→ **Available data**:

__________________________________________________

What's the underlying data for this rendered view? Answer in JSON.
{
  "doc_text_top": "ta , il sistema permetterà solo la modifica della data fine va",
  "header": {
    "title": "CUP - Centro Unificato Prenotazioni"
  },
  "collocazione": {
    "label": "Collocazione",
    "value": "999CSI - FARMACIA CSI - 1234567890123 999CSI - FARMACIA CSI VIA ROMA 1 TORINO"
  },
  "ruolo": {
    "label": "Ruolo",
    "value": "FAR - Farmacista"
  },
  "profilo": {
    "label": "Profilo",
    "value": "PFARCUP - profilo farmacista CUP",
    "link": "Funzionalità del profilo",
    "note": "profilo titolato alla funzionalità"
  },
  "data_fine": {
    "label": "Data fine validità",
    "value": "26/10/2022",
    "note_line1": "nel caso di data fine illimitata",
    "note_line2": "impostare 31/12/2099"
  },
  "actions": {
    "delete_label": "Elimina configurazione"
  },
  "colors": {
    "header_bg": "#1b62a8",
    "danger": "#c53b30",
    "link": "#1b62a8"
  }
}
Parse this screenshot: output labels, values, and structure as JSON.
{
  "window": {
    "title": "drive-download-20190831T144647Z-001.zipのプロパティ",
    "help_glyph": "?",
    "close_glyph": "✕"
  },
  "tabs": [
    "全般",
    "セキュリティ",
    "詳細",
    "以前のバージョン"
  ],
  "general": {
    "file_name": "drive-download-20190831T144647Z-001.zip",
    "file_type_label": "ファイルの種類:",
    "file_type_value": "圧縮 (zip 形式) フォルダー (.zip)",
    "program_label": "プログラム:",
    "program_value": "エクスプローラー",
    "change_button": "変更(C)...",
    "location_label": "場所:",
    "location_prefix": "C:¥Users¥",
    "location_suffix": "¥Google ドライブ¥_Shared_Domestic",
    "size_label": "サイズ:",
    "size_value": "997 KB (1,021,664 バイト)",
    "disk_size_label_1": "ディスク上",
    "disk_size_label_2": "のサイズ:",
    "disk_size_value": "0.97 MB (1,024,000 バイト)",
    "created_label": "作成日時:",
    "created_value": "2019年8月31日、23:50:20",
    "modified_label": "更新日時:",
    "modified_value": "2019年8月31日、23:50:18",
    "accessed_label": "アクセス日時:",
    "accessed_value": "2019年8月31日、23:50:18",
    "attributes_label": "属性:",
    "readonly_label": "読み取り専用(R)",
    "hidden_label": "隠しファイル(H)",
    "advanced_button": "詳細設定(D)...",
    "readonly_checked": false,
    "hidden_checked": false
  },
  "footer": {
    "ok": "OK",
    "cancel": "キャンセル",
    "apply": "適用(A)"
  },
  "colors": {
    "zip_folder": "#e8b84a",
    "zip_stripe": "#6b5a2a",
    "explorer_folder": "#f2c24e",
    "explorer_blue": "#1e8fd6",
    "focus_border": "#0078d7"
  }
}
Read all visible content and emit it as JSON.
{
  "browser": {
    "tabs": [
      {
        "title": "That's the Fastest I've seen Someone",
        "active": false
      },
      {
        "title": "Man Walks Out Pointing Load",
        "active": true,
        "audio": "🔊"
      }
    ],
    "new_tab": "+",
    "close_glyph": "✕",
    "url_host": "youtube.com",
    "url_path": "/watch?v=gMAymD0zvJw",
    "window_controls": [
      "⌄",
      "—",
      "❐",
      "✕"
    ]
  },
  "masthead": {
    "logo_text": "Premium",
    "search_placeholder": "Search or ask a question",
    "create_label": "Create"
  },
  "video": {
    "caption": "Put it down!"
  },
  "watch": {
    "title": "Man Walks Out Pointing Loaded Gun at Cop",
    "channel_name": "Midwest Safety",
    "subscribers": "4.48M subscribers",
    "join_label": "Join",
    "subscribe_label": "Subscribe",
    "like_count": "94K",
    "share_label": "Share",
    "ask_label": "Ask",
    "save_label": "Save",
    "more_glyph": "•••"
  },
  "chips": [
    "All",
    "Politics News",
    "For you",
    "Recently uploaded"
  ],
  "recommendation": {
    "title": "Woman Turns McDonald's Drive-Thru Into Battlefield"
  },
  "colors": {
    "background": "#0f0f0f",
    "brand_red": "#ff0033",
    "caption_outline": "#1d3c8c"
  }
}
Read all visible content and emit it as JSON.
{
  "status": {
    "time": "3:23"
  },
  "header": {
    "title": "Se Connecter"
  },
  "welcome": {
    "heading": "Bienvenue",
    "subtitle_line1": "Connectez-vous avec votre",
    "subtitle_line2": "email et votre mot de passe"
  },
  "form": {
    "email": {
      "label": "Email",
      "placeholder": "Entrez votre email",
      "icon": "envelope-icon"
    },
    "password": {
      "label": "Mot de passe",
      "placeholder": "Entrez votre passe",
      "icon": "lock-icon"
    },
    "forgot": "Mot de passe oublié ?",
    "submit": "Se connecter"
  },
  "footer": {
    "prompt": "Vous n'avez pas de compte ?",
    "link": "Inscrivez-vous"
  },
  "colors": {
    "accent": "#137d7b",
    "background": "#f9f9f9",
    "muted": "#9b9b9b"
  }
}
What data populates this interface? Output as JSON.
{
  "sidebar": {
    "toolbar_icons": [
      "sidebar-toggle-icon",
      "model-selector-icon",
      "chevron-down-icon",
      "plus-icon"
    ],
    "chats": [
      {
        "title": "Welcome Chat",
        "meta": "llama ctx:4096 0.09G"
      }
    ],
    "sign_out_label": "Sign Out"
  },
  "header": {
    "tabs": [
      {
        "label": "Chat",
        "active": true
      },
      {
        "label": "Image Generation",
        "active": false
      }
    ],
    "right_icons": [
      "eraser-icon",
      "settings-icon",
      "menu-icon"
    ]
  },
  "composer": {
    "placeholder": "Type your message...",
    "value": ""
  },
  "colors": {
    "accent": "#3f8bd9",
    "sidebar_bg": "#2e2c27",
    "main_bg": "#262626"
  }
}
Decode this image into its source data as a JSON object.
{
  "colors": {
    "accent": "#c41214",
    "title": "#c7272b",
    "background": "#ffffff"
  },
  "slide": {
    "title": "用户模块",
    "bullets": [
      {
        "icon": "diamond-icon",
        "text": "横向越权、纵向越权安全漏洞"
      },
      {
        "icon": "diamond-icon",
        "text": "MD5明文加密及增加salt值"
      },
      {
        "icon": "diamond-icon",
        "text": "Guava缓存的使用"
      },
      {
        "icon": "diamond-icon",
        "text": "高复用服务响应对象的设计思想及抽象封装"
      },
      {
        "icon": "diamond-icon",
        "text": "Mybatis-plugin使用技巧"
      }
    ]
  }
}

__________________________________________________

→ **Short task**: Repeat word for word every line from the one that holds "Decode this image" to the end. Both ends count.

→ **Solution below**:
Decode this image into its source data as a JSON object.
{
  "colors": {
    "accent": "#c41214",
    "title": "#c7272b",
    "background": "#ffffff"
  },
  "slide": {
    "title": "用户模块",
    "bullets": [
      {
        "icon": "diamond-icon",
        "text": "横向越权、纵向越权安全漏洞"
      },
      {
        "icon": "diamond-icon",
        "text": "MD5明文加密及增加salt值"
      },
      {
        "icon": "diamond-icon",
        "text": "Guava缓存的使用"
      },
      {
        "icon": "diamond-icon",
        "text": "高复用服务响应对象的设计思想及抽象封装"
      },
      {
        "icon": "diamond-icon",
        "text": "Mybatis-plugin使用技巧"
      }
    ]
  }
}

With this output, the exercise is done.